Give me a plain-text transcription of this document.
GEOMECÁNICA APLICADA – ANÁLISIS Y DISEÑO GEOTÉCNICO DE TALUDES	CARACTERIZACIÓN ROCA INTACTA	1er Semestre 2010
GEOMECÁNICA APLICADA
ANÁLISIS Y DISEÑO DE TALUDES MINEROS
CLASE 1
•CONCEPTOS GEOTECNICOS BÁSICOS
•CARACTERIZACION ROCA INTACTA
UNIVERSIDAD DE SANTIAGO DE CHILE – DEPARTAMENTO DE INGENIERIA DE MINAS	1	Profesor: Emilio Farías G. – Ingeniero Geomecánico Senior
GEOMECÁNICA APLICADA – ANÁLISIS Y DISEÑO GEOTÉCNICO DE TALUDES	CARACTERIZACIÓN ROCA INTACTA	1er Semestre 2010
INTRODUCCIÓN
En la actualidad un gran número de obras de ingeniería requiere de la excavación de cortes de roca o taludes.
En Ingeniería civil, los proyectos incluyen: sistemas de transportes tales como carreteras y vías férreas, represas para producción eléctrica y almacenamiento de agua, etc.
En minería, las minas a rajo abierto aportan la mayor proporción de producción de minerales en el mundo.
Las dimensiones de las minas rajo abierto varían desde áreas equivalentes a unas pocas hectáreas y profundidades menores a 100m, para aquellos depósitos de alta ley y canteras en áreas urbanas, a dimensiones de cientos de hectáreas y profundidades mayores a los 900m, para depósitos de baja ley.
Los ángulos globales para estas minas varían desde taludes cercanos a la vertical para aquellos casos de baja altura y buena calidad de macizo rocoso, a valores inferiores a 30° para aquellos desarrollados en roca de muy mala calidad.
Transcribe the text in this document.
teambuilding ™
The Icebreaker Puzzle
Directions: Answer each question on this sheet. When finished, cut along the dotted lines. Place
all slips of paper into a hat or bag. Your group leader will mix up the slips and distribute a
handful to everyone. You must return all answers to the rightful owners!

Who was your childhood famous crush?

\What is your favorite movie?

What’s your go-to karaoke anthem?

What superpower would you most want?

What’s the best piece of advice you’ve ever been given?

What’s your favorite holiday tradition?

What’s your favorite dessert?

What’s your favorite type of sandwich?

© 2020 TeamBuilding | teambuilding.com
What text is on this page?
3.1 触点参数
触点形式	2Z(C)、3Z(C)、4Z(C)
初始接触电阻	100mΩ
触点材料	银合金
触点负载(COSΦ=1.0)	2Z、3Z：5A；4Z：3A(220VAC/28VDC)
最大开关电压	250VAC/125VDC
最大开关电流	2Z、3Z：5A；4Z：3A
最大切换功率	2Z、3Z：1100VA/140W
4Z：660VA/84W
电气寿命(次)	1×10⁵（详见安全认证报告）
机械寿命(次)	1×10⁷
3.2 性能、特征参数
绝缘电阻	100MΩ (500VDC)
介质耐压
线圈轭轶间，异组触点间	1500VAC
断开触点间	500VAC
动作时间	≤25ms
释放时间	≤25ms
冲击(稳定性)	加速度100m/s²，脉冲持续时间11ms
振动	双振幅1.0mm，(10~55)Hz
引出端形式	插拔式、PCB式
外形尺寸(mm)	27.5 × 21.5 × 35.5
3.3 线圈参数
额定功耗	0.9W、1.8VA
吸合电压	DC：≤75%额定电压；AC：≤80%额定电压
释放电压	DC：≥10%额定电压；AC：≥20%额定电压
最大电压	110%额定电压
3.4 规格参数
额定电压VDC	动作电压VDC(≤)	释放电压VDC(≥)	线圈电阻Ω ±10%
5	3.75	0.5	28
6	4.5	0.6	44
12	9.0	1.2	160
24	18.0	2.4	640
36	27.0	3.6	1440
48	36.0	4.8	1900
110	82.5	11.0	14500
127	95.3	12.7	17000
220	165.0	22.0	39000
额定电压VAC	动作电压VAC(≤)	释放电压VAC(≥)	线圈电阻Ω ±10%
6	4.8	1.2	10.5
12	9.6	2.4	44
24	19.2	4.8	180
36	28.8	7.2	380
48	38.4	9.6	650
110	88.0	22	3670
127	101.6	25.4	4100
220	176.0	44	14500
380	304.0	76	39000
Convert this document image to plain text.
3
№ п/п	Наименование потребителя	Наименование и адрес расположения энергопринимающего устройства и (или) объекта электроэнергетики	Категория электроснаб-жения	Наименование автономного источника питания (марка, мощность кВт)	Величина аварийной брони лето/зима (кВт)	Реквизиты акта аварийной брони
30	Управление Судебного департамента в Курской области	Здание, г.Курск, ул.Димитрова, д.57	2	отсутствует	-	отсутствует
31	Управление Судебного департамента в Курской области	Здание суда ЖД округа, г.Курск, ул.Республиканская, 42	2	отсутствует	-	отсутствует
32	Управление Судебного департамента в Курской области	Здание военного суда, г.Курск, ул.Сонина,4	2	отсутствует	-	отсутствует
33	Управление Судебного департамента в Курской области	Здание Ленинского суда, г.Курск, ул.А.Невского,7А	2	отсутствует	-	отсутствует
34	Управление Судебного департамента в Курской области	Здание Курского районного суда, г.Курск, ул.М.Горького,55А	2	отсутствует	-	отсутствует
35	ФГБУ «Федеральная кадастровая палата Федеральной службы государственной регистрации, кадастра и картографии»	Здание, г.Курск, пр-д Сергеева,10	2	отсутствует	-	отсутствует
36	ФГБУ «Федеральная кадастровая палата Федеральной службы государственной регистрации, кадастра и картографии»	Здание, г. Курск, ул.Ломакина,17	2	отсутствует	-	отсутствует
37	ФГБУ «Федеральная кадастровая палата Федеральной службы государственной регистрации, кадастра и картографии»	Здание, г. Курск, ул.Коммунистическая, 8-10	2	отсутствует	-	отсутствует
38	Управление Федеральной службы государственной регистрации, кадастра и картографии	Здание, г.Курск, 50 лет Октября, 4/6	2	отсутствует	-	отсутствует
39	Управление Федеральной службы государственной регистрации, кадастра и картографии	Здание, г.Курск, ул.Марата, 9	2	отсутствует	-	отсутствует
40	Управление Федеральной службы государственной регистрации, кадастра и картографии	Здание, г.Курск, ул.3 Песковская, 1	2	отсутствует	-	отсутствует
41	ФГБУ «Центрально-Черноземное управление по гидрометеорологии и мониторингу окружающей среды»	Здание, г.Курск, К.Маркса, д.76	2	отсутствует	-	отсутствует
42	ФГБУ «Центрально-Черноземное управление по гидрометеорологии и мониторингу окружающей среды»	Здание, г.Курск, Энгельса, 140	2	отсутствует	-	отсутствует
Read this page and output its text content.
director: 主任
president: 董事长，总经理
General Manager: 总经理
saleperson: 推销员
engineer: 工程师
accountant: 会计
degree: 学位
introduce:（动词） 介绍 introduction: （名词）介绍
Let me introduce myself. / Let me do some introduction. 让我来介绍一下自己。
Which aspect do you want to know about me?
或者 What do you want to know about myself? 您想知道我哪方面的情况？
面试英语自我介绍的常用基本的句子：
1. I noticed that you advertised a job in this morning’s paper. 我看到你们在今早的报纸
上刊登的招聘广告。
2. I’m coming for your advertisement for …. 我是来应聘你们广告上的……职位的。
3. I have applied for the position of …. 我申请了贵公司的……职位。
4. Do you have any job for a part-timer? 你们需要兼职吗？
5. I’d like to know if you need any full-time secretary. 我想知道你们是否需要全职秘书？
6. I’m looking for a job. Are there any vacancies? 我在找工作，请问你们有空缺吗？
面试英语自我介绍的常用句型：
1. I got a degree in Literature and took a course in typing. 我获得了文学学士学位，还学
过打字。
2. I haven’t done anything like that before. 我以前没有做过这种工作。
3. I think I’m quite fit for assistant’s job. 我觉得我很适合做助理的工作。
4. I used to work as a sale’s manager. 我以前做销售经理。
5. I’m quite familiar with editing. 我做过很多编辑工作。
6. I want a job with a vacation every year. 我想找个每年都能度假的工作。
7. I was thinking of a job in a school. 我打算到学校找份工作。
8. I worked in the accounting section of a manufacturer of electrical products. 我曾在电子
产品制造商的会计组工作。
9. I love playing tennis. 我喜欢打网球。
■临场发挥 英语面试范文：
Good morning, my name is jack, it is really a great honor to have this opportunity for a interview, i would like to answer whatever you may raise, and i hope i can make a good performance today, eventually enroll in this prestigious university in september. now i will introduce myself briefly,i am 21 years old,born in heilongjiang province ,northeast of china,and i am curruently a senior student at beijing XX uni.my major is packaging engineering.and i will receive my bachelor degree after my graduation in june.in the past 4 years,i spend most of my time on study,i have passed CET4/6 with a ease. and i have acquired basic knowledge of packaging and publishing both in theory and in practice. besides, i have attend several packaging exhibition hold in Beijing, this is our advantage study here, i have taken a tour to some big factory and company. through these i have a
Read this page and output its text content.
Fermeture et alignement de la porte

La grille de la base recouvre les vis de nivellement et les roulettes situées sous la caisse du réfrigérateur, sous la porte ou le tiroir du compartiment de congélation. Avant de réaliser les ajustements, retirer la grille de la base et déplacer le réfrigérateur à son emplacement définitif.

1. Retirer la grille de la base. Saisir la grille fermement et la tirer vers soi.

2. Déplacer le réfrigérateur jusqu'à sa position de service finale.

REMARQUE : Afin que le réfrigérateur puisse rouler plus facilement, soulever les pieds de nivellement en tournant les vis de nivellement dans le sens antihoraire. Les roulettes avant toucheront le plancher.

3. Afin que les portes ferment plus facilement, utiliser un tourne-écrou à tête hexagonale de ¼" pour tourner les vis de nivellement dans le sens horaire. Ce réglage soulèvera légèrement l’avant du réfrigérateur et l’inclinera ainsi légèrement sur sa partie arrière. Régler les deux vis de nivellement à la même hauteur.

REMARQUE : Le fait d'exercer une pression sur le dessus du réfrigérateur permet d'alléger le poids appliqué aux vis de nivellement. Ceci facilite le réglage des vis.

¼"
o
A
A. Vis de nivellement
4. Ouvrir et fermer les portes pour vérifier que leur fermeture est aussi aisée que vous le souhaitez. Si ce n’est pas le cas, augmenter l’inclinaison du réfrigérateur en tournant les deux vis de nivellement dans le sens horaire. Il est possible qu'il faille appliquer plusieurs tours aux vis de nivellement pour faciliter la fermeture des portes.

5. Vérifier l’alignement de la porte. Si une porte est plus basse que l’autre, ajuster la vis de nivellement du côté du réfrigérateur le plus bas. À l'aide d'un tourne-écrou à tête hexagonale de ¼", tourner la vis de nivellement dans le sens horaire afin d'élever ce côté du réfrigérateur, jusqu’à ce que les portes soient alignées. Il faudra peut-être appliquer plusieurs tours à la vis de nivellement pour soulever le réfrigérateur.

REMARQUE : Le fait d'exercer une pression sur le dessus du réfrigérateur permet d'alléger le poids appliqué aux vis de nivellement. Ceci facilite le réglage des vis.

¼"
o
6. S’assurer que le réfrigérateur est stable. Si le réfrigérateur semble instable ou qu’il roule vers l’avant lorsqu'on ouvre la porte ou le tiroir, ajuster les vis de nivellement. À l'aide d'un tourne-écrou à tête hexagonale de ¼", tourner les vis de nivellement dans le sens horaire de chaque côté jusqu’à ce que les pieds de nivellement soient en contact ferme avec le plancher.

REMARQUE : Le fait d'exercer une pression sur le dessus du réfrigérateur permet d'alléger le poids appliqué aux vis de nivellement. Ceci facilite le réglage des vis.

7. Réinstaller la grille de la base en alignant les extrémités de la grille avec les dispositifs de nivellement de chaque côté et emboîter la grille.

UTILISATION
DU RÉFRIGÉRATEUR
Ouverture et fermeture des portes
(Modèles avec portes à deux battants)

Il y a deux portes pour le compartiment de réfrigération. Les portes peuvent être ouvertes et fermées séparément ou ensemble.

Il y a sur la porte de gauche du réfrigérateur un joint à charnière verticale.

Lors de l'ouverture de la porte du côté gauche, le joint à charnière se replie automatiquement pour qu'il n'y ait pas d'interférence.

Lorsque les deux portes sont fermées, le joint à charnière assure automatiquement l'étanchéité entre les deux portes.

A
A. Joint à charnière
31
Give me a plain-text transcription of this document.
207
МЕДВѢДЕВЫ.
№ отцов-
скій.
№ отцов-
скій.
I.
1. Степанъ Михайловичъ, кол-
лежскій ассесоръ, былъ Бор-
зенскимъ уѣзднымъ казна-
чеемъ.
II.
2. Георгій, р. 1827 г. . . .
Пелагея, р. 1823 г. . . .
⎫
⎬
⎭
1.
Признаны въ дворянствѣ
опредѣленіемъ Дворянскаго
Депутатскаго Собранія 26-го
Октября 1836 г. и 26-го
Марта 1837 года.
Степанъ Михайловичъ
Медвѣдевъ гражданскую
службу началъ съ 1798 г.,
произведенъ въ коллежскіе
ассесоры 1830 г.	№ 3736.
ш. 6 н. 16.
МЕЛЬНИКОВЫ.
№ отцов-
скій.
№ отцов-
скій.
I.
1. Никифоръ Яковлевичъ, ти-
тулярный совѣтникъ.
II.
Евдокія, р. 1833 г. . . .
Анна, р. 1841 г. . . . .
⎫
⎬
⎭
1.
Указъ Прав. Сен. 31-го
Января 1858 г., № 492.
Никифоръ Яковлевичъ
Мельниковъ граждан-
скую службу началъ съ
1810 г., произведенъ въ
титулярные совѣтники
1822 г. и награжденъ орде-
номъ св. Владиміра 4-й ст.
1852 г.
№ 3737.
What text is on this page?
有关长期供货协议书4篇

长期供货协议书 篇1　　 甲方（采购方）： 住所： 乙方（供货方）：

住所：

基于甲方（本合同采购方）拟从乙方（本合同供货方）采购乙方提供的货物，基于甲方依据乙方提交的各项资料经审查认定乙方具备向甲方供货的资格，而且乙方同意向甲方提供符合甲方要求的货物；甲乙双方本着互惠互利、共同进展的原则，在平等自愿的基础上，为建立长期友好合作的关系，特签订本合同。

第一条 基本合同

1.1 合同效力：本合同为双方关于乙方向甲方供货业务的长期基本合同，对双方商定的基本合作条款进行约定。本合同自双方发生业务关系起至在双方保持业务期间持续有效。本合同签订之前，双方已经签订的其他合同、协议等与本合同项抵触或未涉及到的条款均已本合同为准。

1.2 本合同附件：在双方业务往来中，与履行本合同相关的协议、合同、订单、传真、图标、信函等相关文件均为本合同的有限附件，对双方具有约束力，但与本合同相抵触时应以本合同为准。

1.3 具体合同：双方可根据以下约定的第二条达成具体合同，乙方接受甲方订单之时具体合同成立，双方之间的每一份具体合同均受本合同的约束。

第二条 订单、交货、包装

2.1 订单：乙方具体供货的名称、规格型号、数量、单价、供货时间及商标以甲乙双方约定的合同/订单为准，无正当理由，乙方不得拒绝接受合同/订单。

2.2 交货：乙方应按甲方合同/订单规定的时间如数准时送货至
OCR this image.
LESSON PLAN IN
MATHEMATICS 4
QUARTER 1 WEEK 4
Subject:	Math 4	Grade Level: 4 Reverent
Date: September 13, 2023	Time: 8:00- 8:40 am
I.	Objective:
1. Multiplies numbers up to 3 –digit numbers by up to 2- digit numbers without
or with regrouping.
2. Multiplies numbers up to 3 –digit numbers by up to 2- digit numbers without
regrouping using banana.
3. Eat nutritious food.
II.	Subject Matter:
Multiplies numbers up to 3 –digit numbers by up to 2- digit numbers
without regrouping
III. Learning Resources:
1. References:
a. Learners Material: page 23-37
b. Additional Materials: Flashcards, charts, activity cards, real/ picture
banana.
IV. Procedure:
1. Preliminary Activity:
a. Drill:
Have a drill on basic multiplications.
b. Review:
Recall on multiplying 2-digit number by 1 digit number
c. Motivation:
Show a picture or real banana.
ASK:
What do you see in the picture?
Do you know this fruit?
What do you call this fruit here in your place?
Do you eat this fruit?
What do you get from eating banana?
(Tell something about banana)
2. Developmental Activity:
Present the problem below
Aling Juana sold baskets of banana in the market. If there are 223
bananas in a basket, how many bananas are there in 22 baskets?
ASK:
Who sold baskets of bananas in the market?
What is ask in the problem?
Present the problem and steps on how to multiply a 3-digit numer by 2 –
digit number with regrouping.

[Written instruction]: Set out every line from the material that contains the string "службы".

[The output]:
35	ФГБУ «Федеральная кадастровая палата Федеральной службы государственной регистрации, кадастра и картографии»	Здание, г.Курск, пр-д Сергеева,10	2	отсутствует	-	отсутствует
36	ФГБУ «Федеральная кадастровая палата Федеральной службы государственной регистрации, кадастра и картографии»	Здание, г. Курск, ул.Ломакина,17	2	отсутствует	-	отсутствует
37	ФГБУ «Федеральная кадастровая палата Федеральной службы государственной регистрации, кадастра и картографии»	Здание, г. Курск, ул.Коммунистическая, 8-10	2	отсутствует	-	отсутствует
38	Управление Федеральной службы государственной регистрации, кадастра и картографии	Здание, г.Курск, 50 лет Октября, 4/6	2	отсутствует	-	отсутствует
39	Управление Федеральной службы государственной регистрации, кадастра и картографии	Здание, г.Курск, ул.Марата, 9	2	отсутствует	-	отсутствует
40	Управление Федеральной службы государственной регистрации, кадастра и картографии	Здание, г.Курск, ул.3 Песковская, 1	2	отсутствует	-	отсутствует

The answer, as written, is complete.